╭──

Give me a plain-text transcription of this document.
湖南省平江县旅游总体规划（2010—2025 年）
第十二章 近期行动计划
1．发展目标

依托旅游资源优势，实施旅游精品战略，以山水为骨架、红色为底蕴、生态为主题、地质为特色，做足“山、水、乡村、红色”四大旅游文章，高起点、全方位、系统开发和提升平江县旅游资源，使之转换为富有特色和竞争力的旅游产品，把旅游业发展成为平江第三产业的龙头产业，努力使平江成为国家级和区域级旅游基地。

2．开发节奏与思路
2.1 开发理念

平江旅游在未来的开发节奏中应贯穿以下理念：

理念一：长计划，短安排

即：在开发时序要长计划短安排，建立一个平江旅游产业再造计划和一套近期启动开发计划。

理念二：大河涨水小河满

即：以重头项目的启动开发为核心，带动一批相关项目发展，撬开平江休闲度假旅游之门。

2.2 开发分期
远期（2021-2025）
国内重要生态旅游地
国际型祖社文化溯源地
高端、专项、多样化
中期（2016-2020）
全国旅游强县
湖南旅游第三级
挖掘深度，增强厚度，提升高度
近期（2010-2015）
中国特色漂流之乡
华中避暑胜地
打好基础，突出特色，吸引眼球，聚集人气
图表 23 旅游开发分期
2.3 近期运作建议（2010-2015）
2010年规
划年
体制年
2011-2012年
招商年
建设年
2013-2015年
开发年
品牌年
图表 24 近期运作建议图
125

╰──

### STATED PROBLEM
Extract, word for word, each line of the listing above.

### COMPLETE ANSWER
Give me a plain-text transcription of this document.
湖南省平江县旅游总体规划（2010—2025 年）
第十二章 近期行动计划
1．发展目标

依托旅游资源优势，实施旅游精品战略，以山水为骨架、红色为底蕴、生态为主题、地质为特色，做足“山、水、乡村、红色”四大旅游文章，高起点、全方位、系统开发和提升平江县旅游资源，使之转换为富有特色和竞争力的旅游产品，把旅游业发展成为平江第三产业的龙头产业，努力使平江成为国家级和区域级旅游基地。

2．开发节奏与思路
2.1 开发理念

平江旅游在未来的开发节奏中应贯穿以下理念：

理念一：长计划，短安排

即：在开发时序要长计划短安排，建立一个平江旅游产业再造计划和一套近期启动开发计划。

理念二：大河涨水小河满

即：以重头项目的启动开发为核心，带动一批相关项目发展，撬开平江休闲度假旅游之门。

2.2 开发分期
远期（2021-2025）
国内重要生态旅游地
国际型祖社文化溯源地
高端、专项、多样化
中期（2016-2020）
全国旅游强县
湖南旅游第三级
挖掘深度，增强厚度，提升高度
近期（2010-2015）
中国特色漂流之乡
华中避暑胜地
打好基础，突出特色，吸引眼球，聚集人气
图表 23 旅游开发分期
2.3 近期运作建议（2010-2015）
2010年规
划年
体制年
2011-2012年
招商年
建设年
2013-2015年
开发年
品牌年
图表 24 近期运作建议图
125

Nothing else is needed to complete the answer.